### PROBLEM TO SOLVE
Extract and list every line that contains the word "data".

### INFORMATION SHOWN
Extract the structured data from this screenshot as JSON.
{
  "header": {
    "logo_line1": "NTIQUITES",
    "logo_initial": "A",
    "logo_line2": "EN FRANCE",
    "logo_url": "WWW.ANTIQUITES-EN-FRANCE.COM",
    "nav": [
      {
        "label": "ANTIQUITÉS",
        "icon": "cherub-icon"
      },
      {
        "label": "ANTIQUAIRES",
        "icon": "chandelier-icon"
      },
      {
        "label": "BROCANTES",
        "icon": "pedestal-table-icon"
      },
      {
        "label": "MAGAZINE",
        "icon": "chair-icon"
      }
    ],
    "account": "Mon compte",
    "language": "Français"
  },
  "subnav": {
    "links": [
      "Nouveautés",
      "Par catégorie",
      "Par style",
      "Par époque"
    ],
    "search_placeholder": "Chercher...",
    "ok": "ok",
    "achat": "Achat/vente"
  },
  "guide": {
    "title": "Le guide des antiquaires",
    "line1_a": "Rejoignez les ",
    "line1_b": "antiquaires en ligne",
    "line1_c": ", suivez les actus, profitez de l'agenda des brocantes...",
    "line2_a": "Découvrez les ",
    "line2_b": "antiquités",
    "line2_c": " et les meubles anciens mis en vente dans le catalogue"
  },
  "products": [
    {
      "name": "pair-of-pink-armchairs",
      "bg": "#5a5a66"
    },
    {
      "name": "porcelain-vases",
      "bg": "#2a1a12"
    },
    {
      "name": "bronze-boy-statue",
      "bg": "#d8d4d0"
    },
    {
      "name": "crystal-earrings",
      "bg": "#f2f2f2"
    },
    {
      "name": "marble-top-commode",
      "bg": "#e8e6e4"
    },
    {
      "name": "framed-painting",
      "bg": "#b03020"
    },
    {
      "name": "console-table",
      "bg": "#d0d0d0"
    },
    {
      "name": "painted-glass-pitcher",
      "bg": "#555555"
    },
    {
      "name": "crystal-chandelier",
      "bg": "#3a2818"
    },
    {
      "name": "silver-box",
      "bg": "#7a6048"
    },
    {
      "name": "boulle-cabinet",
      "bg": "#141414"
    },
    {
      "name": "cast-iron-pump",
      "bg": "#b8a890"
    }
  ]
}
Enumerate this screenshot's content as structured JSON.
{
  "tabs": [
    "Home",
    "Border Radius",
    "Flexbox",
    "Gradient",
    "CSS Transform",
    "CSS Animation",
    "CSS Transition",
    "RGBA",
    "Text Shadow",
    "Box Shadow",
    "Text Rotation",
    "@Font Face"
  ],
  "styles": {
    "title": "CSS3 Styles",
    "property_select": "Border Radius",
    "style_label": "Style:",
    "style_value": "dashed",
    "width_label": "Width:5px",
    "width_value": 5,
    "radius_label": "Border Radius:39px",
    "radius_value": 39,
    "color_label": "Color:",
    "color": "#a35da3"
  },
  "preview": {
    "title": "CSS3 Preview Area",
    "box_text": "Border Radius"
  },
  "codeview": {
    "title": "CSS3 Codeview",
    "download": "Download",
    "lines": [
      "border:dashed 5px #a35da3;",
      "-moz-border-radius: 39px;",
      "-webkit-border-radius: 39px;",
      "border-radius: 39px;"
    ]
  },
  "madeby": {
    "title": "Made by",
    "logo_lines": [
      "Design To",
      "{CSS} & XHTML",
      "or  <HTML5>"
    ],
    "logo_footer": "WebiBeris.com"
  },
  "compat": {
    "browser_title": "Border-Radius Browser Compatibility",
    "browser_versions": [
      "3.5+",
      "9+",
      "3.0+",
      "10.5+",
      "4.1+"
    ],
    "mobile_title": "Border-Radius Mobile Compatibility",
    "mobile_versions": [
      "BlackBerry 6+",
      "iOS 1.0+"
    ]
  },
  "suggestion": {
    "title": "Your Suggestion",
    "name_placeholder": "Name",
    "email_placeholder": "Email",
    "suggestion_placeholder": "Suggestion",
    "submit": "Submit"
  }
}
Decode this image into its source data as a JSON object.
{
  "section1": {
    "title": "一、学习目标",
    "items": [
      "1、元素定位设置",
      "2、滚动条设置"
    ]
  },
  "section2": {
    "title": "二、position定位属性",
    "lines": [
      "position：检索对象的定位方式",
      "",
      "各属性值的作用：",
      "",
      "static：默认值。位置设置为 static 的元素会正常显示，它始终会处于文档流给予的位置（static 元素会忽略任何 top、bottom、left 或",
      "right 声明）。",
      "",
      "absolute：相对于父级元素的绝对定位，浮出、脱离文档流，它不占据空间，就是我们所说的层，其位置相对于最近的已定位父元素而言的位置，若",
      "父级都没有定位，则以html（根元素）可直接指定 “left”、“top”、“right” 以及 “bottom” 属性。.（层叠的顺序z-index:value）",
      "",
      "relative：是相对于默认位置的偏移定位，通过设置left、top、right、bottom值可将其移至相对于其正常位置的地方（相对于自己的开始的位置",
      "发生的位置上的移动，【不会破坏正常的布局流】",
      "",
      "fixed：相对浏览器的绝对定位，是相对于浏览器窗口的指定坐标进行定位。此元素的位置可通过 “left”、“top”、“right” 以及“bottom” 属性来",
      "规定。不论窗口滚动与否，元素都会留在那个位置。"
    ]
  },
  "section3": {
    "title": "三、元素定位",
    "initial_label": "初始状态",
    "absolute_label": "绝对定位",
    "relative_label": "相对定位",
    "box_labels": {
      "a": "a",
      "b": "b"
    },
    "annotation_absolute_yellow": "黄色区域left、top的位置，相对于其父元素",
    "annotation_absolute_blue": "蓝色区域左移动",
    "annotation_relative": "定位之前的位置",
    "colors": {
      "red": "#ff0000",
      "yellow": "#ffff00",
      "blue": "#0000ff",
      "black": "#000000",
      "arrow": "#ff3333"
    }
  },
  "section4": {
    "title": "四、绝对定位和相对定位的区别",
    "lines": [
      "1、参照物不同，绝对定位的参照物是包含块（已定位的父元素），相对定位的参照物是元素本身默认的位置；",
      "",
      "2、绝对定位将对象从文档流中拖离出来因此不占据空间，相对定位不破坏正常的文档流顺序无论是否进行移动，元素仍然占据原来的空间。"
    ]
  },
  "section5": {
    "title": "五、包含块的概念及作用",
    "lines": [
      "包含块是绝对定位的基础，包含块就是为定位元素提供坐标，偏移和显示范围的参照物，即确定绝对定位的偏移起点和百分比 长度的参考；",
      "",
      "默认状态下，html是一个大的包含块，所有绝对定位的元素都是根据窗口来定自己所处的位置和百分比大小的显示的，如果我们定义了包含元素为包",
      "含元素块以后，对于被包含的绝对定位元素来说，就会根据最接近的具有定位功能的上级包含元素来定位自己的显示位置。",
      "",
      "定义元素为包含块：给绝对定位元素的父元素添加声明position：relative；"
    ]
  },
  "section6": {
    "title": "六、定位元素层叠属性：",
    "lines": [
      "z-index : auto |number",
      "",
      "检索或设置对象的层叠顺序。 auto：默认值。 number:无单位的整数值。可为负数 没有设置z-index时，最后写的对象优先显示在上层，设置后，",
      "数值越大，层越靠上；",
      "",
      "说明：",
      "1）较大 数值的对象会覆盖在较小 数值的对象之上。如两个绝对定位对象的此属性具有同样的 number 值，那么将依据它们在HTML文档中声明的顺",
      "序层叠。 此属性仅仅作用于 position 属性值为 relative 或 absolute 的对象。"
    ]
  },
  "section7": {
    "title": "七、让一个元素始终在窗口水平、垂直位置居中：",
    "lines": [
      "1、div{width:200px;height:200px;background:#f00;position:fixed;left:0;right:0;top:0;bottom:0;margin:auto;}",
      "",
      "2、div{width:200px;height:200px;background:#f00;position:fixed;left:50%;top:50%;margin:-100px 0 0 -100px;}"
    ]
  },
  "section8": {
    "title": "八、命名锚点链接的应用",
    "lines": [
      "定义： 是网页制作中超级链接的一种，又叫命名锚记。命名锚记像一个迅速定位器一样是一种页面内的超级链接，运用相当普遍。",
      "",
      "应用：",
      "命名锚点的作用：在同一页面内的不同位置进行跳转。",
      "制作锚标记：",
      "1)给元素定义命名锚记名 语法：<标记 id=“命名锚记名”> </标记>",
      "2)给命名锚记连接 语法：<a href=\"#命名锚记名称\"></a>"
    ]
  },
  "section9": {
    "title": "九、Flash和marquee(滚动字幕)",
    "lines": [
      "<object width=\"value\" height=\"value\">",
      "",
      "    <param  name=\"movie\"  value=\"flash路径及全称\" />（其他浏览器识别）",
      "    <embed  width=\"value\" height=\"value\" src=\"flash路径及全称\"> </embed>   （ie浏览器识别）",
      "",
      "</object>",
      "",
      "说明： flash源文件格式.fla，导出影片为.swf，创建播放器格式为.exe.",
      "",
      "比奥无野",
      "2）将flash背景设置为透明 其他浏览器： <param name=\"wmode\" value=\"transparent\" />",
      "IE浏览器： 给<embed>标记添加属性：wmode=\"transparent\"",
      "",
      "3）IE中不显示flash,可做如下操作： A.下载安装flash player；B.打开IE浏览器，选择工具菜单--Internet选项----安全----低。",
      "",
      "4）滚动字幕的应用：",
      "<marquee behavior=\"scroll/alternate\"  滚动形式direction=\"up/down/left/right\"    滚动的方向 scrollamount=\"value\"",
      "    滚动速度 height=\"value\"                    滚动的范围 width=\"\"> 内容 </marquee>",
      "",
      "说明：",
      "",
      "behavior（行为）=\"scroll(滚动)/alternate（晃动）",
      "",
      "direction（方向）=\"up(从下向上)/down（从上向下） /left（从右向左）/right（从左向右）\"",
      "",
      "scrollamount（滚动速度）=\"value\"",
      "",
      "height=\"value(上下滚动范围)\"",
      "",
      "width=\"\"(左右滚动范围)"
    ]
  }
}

### ANSWER TO THE PROBLEM
Extract the structured data from this screenshot as JSON.
Decode this image into its source data as a JSON object.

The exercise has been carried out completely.